## WHAT YOU SHOULD DO
Transcribe the rows below verbatim, beginning with the line that contains "radio-circle-icon bbox=[115, 111, 127, 123]" and continuing through the line that contains "svg-text:S: S bbox=[773, 18, 779, 27]", with both of those lines included.

## STORED ROWS

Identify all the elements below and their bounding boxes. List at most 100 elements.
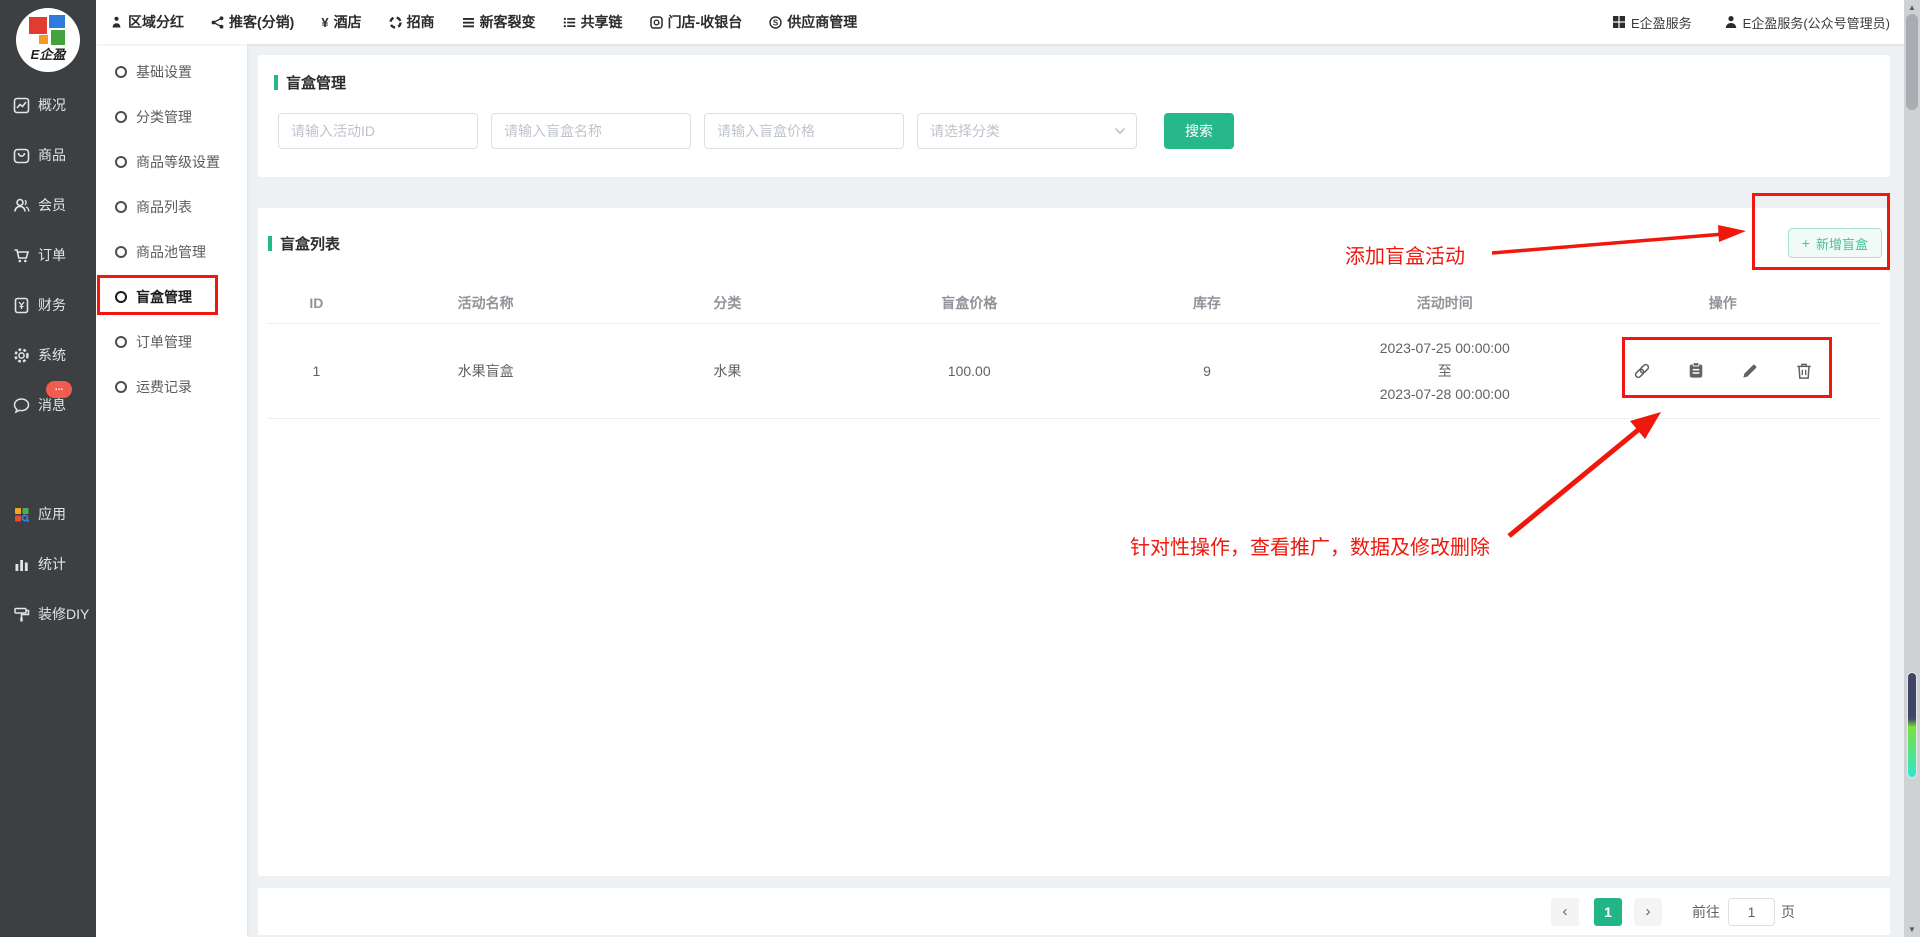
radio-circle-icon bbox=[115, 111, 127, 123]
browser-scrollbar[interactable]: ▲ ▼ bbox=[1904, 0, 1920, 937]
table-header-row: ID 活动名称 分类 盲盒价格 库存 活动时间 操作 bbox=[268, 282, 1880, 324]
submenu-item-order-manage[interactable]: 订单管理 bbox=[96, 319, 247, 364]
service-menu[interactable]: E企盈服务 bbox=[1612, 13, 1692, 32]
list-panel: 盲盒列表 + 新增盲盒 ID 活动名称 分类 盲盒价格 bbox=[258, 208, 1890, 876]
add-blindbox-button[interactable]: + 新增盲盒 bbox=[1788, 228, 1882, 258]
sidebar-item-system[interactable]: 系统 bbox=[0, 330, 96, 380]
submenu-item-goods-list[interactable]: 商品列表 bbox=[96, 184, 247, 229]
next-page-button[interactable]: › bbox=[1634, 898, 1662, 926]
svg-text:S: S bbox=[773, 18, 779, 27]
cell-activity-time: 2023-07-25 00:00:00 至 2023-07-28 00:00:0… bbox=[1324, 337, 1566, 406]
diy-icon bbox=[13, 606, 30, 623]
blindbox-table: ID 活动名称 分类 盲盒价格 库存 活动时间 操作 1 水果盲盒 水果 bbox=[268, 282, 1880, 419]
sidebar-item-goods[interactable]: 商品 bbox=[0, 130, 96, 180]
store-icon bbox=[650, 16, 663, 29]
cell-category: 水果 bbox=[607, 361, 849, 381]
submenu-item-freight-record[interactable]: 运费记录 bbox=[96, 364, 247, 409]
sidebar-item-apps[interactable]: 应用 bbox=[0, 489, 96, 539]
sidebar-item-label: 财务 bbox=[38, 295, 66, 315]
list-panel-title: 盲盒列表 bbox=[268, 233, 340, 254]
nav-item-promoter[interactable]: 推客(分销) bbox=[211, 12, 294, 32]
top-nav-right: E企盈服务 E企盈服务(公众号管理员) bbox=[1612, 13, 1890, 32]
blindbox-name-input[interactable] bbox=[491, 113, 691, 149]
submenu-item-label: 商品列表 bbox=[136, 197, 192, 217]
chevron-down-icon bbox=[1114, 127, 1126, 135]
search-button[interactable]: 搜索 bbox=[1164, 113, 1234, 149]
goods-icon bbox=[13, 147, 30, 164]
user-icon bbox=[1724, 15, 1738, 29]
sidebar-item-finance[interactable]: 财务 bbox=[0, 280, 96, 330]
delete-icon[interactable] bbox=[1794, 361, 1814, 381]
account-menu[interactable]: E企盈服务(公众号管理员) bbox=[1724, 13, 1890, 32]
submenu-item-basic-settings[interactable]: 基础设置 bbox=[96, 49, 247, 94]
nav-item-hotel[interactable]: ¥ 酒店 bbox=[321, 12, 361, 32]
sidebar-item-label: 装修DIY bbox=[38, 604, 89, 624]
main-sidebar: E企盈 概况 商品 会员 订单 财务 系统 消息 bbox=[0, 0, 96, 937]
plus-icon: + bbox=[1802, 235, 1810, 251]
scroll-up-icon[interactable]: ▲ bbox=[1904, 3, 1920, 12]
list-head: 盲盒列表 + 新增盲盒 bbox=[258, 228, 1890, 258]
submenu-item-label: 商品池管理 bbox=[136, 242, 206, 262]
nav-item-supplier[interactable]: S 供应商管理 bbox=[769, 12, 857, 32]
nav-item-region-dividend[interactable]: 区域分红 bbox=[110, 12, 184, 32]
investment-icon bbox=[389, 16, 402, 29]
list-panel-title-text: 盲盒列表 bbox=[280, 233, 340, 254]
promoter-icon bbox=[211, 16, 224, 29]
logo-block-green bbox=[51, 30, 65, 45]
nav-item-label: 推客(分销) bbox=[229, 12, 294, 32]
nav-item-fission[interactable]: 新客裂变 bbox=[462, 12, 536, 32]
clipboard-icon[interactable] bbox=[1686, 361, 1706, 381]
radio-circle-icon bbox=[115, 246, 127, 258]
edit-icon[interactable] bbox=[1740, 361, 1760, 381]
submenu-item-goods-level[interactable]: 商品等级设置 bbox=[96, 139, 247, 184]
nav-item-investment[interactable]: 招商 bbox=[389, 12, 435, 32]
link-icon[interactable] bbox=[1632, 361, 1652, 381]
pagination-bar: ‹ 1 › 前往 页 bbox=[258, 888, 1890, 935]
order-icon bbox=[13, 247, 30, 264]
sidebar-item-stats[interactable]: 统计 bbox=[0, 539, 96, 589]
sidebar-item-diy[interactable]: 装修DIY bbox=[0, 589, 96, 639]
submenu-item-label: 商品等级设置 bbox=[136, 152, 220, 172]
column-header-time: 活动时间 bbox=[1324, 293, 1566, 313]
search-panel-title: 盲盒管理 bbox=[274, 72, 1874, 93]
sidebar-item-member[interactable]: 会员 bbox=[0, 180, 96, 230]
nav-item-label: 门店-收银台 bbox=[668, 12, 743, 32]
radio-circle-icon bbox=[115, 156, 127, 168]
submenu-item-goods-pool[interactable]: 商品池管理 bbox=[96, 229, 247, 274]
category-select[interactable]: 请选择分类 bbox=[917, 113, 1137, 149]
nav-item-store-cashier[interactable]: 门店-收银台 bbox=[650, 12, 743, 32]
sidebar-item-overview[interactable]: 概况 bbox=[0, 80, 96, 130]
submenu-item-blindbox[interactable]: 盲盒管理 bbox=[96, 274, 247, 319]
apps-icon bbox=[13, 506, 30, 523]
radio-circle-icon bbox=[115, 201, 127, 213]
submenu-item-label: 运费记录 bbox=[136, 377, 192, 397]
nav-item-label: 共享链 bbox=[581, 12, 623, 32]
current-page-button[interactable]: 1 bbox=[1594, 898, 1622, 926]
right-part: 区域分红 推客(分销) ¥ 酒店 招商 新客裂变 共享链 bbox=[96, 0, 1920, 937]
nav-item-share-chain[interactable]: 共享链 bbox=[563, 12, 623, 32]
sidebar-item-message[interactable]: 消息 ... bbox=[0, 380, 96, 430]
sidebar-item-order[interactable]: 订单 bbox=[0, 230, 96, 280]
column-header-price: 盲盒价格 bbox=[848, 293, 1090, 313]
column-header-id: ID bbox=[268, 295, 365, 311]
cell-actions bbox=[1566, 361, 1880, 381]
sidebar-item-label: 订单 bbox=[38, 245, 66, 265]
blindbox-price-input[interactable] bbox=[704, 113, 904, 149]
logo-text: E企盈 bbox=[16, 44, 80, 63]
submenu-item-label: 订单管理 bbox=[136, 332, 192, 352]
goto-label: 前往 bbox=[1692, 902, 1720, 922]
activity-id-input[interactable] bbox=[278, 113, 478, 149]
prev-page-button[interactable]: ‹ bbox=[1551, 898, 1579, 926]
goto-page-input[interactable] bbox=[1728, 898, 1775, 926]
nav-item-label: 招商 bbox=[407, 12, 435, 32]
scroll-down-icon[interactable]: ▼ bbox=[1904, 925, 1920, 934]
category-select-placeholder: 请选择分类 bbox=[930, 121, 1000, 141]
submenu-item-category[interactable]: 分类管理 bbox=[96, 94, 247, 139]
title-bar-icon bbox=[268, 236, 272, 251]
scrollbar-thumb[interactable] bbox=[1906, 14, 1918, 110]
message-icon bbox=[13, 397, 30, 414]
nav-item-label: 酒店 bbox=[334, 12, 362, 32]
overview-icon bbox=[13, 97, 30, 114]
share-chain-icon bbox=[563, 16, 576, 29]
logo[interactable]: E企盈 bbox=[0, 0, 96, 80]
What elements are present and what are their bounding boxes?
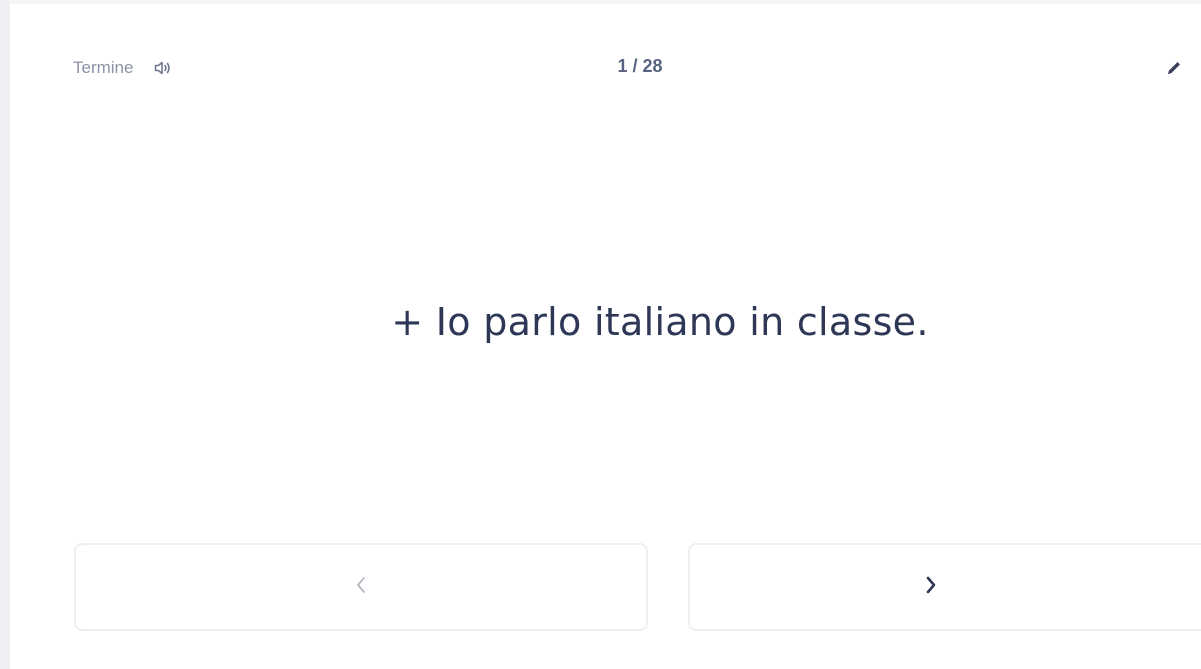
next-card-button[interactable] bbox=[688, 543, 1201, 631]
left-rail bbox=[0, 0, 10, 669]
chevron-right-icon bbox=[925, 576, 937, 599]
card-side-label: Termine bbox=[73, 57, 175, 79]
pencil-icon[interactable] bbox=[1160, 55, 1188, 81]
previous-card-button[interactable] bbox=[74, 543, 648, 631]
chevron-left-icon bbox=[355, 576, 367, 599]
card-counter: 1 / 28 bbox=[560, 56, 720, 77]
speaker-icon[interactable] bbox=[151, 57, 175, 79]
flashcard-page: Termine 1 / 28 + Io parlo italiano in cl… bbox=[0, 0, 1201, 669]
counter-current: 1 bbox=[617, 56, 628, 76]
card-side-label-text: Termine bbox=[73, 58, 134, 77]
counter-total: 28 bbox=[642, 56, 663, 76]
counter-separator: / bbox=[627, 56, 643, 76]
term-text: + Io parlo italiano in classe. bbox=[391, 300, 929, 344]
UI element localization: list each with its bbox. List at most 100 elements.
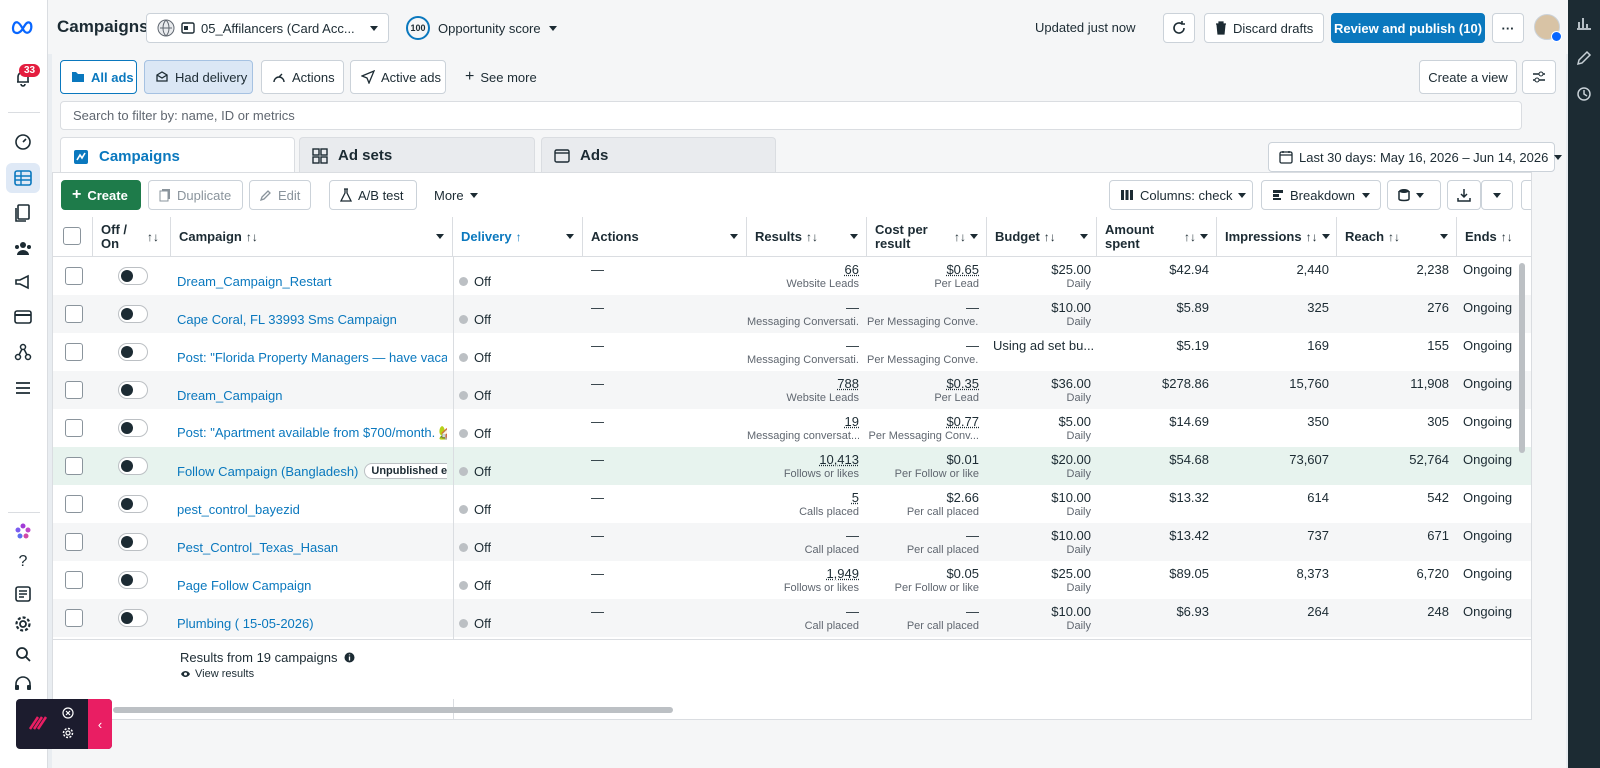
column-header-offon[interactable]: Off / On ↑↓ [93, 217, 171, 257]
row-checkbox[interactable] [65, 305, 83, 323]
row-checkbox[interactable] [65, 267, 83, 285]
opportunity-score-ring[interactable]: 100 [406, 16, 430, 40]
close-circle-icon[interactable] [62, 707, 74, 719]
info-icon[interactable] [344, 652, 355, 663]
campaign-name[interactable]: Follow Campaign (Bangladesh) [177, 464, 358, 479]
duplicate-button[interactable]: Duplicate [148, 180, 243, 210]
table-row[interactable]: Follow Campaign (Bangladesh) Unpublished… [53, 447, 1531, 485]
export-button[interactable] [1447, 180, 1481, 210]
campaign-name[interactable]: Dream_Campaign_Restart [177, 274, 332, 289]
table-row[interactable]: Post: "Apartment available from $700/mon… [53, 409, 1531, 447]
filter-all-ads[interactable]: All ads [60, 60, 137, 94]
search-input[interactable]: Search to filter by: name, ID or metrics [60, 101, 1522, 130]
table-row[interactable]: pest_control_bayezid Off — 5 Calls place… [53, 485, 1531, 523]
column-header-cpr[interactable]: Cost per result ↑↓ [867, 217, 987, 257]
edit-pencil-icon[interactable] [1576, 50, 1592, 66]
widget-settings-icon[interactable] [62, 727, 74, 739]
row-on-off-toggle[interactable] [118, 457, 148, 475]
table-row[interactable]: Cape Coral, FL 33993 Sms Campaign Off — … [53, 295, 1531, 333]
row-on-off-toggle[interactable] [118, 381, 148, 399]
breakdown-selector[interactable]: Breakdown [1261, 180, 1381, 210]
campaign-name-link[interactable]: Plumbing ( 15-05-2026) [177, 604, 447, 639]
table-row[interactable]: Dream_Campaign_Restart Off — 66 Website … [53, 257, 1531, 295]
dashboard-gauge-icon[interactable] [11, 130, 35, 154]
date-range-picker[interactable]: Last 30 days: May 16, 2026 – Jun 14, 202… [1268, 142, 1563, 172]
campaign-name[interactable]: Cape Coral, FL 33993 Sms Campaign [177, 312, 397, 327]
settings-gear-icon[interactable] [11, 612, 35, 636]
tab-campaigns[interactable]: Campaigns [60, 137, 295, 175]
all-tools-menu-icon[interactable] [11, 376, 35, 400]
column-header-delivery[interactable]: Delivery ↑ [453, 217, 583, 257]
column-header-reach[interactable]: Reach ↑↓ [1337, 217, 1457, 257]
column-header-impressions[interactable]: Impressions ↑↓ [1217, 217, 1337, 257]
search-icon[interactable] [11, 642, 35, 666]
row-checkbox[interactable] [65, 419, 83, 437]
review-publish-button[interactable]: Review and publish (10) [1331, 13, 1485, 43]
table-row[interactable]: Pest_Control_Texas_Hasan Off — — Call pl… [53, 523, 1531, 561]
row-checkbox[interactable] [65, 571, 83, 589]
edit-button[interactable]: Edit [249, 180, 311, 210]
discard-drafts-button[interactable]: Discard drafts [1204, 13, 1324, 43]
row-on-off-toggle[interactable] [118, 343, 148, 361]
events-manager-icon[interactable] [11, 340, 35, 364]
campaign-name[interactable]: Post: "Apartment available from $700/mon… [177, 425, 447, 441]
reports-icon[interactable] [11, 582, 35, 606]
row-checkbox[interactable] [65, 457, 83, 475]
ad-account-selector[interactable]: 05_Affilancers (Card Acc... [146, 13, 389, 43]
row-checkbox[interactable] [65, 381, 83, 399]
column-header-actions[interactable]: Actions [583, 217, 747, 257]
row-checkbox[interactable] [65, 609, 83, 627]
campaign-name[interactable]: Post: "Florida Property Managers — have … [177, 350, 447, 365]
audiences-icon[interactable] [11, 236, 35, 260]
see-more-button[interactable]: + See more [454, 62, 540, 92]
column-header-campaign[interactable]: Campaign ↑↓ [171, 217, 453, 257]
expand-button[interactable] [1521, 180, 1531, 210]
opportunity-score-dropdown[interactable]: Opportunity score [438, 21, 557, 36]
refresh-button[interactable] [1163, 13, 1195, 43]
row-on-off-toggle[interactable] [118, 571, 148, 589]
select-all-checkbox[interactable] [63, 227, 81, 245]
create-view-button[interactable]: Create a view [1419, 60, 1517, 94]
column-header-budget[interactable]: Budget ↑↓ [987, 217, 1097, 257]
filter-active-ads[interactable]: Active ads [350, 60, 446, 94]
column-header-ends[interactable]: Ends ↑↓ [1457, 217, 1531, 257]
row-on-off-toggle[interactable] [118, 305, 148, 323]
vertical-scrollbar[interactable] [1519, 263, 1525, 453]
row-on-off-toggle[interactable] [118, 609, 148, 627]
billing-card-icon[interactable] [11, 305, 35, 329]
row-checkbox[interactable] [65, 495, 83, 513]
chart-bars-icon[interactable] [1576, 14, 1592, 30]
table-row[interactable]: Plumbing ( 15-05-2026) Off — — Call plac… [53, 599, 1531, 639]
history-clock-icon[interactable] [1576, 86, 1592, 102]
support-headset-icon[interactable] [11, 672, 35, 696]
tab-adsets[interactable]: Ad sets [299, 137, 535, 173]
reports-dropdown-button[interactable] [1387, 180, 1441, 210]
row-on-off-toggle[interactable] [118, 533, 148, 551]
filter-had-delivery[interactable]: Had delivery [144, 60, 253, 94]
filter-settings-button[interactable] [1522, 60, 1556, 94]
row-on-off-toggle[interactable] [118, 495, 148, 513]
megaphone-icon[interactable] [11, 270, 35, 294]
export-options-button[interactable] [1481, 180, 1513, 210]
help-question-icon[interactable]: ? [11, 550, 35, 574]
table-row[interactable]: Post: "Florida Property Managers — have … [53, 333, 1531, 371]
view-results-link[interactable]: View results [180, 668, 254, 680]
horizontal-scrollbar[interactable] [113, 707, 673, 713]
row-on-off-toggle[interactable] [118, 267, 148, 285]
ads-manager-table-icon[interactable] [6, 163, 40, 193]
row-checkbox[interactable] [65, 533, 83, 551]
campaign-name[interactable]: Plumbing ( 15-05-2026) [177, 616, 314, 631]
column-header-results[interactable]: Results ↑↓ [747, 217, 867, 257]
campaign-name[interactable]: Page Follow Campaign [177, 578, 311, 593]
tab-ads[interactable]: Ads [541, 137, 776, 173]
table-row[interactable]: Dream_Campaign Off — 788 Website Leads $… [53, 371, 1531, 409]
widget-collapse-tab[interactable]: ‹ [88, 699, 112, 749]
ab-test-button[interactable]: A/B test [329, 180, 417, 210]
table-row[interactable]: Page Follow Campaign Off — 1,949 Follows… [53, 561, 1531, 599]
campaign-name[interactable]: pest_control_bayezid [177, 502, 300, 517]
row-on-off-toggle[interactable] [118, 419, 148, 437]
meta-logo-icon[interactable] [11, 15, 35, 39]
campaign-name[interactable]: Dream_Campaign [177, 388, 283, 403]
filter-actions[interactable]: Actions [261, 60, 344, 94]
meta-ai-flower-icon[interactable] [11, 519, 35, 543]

## RESULT OF THIS EXERCISE
radio-circle-icon bbox=[115, 111, 127, 123]
browser-scrollbar[interactable]: ▲ ▼ bbox=[1904, 0, 1920, 937]
table-header-row: ID 活动名称 分类 盲盒价格 库存 活动时间 操作 bbox=[268, 282, 1880, 324]
submenu-item-order-manage[interactable]: 订单管理 bbox=[96, 319, 247, 364]
service-menu[interactable]: E企盈服务 bbox=[1612, 13, 1692, 32]
list-panel: 盲盒列表 + 新增盲盒 ID 活动名称 分类 盲盒价格 bbox=[258, 208, 1890, 876]
add-blindbox-button[interactable]: + 新增盲盒 bbox=[1788, 228, 1882, 258]
sidebar-item-system[interactable]: 系统 bbox=[0, 330, 96, 380]
submenu-item-goods-list[interactable]: 商品列表 bbox=[96, 184, 247, 229]
next-page-button[interactable]: › bbox=[1634, 898, 1662, 926]
svg-text:S: S bbox=[773, 18, 779, 27]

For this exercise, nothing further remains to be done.